* Try it *
Copy, from the material below, each line where "feature" shows up.

* The data *
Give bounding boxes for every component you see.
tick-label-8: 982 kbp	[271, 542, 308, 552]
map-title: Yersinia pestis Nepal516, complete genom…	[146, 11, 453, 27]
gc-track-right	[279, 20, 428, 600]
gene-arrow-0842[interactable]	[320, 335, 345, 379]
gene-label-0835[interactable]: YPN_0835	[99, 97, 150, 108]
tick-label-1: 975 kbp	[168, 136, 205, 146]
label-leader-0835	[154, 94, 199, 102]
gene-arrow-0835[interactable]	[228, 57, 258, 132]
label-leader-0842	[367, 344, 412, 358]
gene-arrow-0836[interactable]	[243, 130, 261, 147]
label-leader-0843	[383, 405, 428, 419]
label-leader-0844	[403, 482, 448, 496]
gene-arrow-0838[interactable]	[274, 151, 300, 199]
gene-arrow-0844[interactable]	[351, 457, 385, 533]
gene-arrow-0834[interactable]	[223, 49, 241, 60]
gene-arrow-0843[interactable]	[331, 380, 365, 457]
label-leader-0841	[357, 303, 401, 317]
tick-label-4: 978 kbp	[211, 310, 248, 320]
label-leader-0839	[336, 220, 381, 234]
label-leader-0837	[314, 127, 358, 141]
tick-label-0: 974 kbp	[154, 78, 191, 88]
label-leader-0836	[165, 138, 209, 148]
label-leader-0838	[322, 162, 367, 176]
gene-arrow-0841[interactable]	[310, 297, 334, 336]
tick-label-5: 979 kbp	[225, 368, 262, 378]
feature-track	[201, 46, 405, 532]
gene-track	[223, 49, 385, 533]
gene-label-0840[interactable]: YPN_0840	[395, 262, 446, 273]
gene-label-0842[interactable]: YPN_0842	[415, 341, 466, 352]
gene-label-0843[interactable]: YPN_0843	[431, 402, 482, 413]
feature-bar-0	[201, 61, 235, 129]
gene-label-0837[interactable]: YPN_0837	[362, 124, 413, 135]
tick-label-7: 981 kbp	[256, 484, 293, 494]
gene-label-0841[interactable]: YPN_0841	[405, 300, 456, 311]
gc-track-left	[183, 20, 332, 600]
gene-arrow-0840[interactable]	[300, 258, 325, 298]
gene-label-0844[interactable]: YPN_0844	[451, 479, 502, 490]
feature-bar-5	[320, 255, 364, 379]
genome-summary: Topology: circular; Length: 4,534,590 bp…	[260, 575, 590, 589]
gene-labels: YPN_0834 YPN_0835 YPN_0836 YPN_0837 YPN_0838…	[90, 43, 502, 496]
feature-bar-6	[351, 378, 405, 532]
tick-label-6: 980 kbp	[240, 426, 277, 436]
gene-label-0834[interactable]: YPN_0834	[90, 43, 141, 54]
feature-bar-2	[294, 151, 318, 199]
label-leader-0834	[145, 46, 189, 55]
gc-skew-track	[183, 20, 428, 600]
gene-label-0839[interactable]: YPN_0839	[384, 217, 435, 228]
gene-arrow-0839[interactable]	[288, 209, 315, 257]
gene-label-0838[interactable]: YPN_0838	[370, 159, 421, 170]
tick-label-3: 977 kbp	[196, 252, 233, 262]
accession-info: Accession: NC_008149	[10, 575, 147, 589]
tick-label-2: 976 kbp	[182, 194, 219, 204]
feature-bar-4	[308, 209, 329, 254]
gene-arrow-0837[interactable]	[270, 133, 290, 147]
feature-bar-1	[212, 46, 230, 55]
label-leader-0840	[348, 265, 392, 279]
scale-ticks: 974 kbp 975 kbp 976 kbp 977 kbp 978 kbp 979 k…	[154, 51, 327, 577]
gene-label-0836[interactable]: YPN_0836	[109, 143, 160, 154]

* Answer to this task *
feature-track	[201, 46, 405, 532]
feature-bar-0	[201, 61, 235, 129]
feature-bar-5	[320, 255, 364, 379]
feature-bar-6	[351, 378, 405, 532]
feature-bar-2	[294, 151, 318, 199]
feature-bar-4	[308, 209, 329, 254]
feature-bar-1	[212, 46, 230, 55]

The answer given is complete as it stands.